§ **TASK OBJECTIVE**: Return the listing word for word, as given.

§ **DATA PROVIDED**:
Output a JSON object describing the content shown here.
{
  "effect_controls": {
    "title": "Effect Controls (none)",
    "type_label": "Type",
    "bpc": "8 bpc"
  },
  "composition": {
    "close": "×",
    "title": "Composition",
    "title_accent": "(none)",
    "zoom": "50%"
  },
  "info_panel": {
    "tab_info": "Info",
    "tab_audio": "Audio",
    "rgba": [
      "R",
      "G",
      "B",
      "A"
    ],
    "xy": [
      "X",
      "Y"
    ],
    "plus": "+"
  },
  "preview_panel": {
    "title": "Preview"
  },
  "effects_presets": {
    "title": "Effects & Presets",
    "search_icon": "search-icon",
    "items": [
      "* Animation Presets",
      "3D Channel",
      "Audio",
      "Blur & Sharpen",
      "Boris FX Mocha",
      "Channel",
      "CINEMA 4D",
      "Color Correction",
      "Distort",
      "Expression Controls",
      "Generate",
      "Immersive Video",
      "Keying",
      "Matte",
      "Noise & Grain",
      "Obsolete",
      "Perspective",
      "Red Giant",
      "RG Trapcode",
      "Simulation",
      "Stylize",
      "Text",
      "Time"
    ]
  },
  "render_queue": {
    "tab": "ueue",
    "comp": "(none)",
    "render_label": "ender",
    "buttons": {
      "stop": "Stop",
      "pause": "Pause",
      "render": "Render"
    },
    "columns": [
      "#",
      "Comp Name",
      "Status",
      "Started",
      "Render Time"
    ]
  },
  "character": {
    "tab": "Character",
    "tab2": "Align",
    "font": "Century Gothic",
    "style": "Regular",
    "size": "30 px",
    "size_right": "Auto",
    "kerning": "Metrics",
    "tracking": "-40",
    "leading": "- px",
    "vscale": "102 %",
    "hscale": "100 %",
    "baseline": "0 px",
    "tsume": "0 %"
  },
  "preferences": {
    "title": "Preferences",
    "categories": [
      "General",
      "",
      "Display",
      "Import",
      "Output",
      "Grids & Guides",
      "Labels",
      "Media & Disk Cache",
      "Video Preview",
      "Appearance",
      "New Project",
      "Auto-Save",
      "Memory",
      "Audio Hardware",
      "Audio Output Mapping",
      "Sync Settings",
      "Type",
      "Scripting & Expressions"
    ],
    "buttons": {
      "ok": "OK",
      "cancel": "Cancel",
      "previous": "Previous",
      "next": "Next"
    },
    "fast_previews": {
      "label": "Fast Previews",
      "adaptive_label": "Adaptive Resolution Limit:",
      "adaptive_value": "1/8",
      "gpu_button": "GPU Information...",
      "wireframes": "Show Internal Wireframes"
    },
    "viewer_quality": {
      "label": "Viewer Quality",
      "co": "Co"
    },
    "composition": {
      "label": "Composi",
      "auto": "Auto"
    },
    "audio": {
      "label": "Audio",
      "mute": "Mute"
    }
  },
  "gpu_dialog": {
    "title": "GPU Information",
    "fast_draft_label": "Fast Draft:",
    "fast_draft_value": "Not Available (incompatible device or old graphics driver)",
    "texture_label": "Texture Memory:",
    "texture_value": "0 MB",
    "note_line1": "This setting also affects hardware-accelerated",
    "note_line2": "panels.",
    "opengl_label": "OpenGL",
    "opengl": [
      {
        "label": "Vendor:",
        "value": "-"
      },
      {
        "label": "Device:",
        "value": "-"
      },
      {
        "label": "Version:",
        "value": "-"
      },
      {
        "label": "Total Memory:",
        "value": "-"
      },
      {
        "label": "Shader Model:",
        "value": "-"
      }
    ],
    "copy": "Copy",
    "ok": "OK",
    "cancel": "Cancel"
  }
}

§ **SOLUTION FOR THIS PROBLEM**:
Output a JSON object describing the content shown here.
{
  "effect_controls": {
    "title": "Effect Controls (none)",
    "type_label": "Type",
    "bpc": "8 bpc"
  },
  "composition": {
    "close": "×",
    "title": "Composition",
    "title_accent": "(none)",
    "zoom": "50%"
  },
  "info_panel": {
    "tab_info": "Info",
    "tab_audio": "Audio",
    "rgba": [
      "R",
      "G",
      "B",
      "A"
    ],
    "xy": [
      "X",
      "Y"
    ],
    "plus": "+"
  },
  "preview_panel": {
    "title": "Preview"
  },
  "effects_presets": {
    "title": "Effects & Presets",
    "search_icon": "search-icon",
    "items": [
      "* Animation Presets",
      "3D Channel",
      "Audio",
      "Blur & Sharpen",
      "Boris FX Mocha",
      "Channel",
      "CINEMA 4D",
      "Color Correction",
      "Distort",
      "Expression Controls",
      "Generate",
      "Immersive Video",
      "Keying",
      "Matte",
      "Noise & Grain",
      "Obsolete",
      "Perspective",
      "Red Giant",
      "RG Trapcode",
      "Simulation",
      "Stylize",
      "Text",
      "Time"
    ]
  },
  "render_queue": {
    "tab": "ueue",
    "comp": "(none)",
    "render_label": "ender",
    "buttons": {
      "stop": "Stop",
      "pause": "Pause",
      "render": "Render"
    },
    "columns": [
      "#",
      "Comp Name",
      "Status",
      "Started",
      "Render Time"
    ]
  },
  "character": {
    "tab": "Character",
    "tab2": "Align",
    "font": "Century Gothic",
    "style": "Regular",
    "size": "30 px",
    "size_right": "Auto",
    "kerning": "Metrics",
    "tracking": "-40",
    "leading": "- px",
    "vscale": "102 %",
    "hscale": "100 %",
    "baseline": "0 px",
    "tsume": "0 %"
  },
  "preferences": {
    "title": "Preferences",
    "categories": [
      "General",
      "",
      "Display",
      "Import",
      "Output",
      "Grids & Guides",
      "Labels",
      "Media & Disk Cache",
      "Video Preview",
      "Appearance",
      "New Project",
      "Auto-Save",
      "Memory",
      "Audio Hardware",
      "Audio Output Mapping",
      "Sync Settings",
      "Type",
      "Scripting & Expressions"
    ],
    "buttons": {
      "ok": "OK",
      "cancel": "Cancel",
      "previous": "Previous",
      "next": "Next"
    },
    "fast_previews": {
      "label": "Fast Previews",
      "adaptive_label": "Adaptive Resolution Limit:",
      "adaptive_value": "1/8",
      "gpu_button": "GPU Information...",
      "wireframes": "Show Internal Wireframes"
    },
    "viewer_quality": {
      "label": "Viewer Quality",
      "co": "Co"
    },
    "composition": {
      "label": "Composi",
      "auto": "Auto"
    },
    "audio": {
      "label": "Audio",
      "mute": "Mute"
    }
  },
  "gpu_dialog": {
    "title": "GPU Information",
    "fast_draft_label": "Fast Draft:",
    "fast_draft_value": "Not Available (incompatible device or old graphics driver)",
    "texture_label": "Texture Memory:",
    "texture_value": "0 MB",
    "note_line1": "This setting also affects hardware-accelerated",
    "note_line2": "panels.",
    "opengl_label": "OpenGL",
    "opengl": [
      {
        "label": "Vendor:",
        "value": "-"
      },
      {
        "label": "Device:",
        "value": "-"
      },
      {
        "label": "Version:",
        "value": "-"
      },
      {
        "label": "Total Memory:",
        "value": "-"
      },
      {
        "label": "Shader Model:",
        "value": "-"
      }
    ],
    "copy": "Copy",
    "ok": "OK",
    "cancel": "Cancel"
  }
}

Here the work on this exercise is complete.